··· Raw records ···
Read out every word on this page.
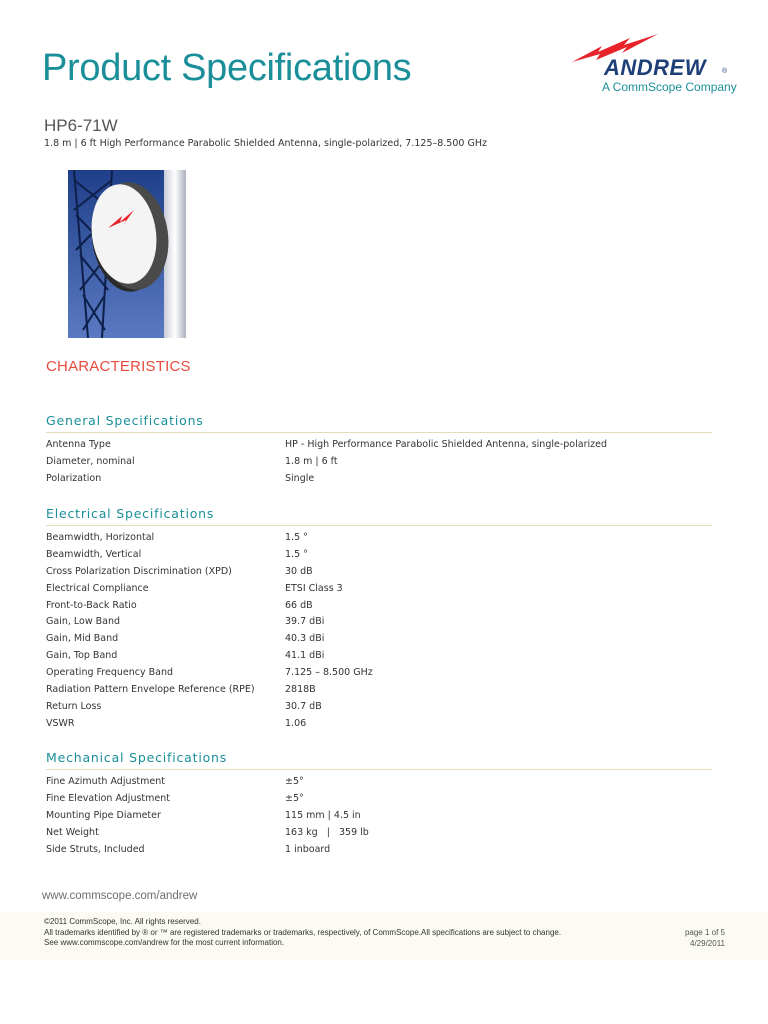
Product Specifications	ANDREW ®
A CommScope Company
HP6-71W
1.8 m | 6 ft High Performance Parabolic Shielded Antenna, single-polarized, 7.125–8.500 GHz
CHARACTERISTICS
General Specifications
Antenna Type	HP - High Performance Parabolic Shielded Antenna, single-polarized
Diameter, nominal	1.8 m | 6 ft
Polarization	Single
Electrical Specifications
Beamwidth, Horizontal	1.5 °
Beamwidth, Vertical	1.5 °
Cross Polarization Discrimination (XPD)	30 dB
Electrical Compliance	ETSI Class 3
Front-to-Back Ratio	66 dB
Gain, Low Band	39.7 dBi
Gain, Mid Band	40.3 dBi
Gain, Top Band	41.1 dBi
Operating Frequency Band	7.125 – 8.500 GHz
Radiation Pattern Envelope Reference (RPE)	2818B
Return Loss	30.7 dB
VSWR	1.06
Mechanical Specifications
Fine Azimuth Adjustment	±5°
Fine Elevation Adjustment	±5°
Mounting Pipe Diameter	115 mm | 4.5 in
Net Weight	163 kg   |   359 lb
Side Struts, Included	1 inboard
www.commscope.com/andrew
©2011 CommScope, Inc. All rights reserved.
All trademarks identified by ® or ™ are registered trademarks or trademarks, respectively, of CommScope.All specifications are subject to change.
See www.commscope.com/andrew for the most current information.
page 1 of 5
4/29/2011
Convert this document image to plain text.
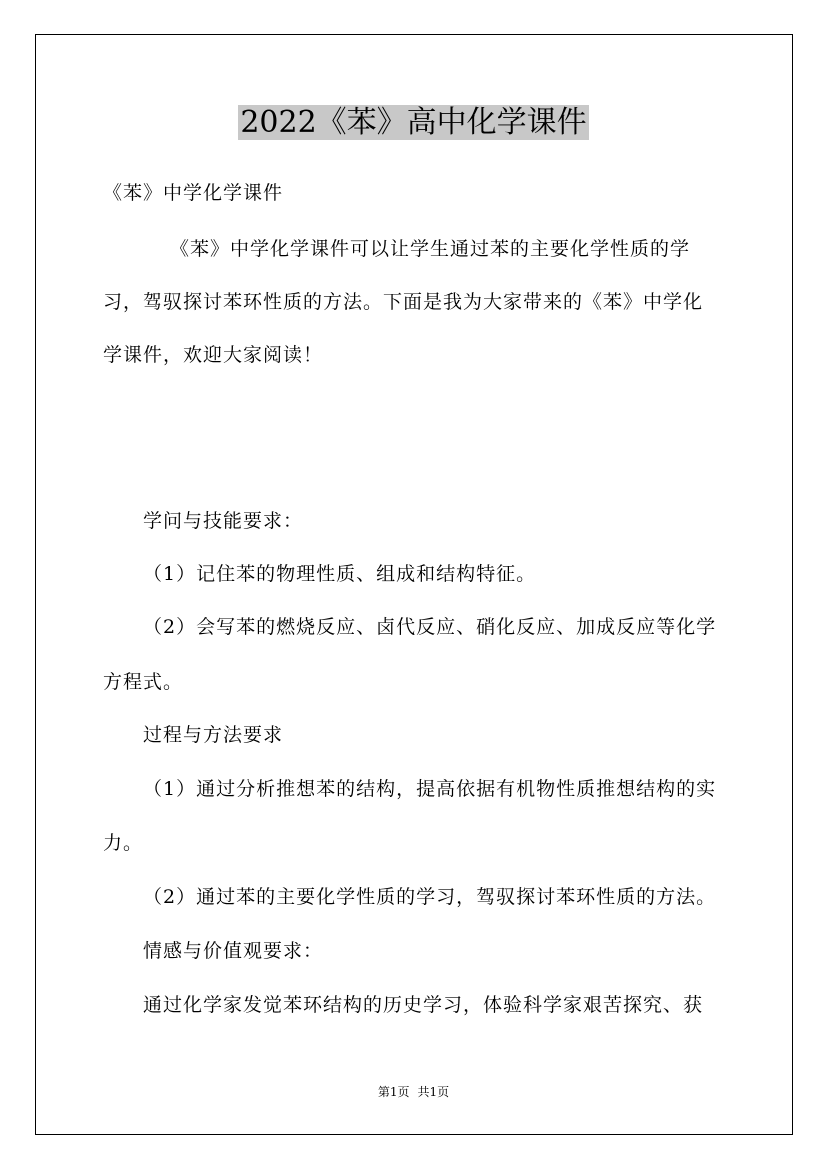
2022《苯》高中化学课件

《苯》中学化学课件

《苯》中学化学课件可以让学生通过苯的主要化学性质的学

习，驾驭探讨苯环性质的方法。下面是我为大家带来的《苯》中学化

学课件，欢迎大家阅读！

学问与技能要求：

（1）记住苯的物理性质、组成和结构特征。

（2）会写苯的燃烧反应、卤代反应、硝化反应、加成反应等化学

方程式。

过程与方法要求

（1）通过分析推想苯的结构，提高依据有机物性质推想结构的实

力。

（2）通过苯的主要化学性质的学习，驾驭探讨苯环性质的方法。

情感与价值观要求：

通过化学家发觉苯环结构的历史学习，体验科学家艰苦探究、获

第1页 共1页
···
### Problem to work on
Leave out the pictures and output every record above precisely as given.

### Full answer
Read out every word on this page.
Product Specifications	ANDREW ®
A CommScope Company
HP6-71W
1.8 m | 6 ft High Performance Parabolic Shielded Antenna, single-polarized, 7.125–8.500 GHz
CHARACTERISTICS
General Specifications
Antenna Type	HP - High Performance Parabolic Shielded Antenna, single-polarized
Diameter, nominal	1.8 m | 6 ft
Polarization	Single
Electrical Specifications
Beamwidth, Horizontal	1.5 °
Beamwidth, Vertical	1.5 °
Cross Polarization Discrimination (XPD)	30 dB
Electrical Compliance	ETSI Class 3
Front-to-Back Ratio	66 dB
Gain, Low Band	39.7 dBi
Gain, Mid Band	40.3 dBi
Gain, Top Band	41.1 dBi
Operating Frequency Band	7.125 – 8.500 GHz
Radiation Pattern Envelope Reference (RPE)	2818B
Return Loss	30.7 dB
VSWR	1.06
Mechanical Specifications
Fine Azimuth Adjustment	±5°
Fine Elevation Adjustment	±5°
Mounting Pipe Diameter	115 mm | 4.5 in
Net Weight	163 kg   |   359 lb
Side Struts, Included	1 inboard
www.commscope.com/andrew
©2011 CommScope, Inc. All rights reserved.
All trademarks identified by ® or ™ are registered trademarks or trademarks, respectively, of CommScope.All specifications are subject to change.
See www.commscope.com/andrew for the most current information.
page 1 of 5
4/29/2011
Convert this document image to plain text.
2022《苯》高中化学课件

《苯》中学化学课件

《苯》中学化学课件可以让学生通过苯的主要化学性质的学

习，驾驭探讨苯环性质的方法。下面是我为大家带来的《苯》中学化

学课件，欢迎大家阅读！

学问与技能要求：

（1）记住苯的物理性质、组成和结构特征。

（2）会写苯的燃烧反应、卤代反应、硝化反应、加成反应等化学

方程式。

过程与方法要求

（1）通过分析推想苯的结构，提高依据有机物性质推想结构的实

力。

（2）通过苯的主要化学性质的学习，驾驭探讨苯环性质的方法。

情感与价值观要求：

通过化学家发觉苯环结构的历史学习，体验科学家艰苦探究、获

第1页 共1页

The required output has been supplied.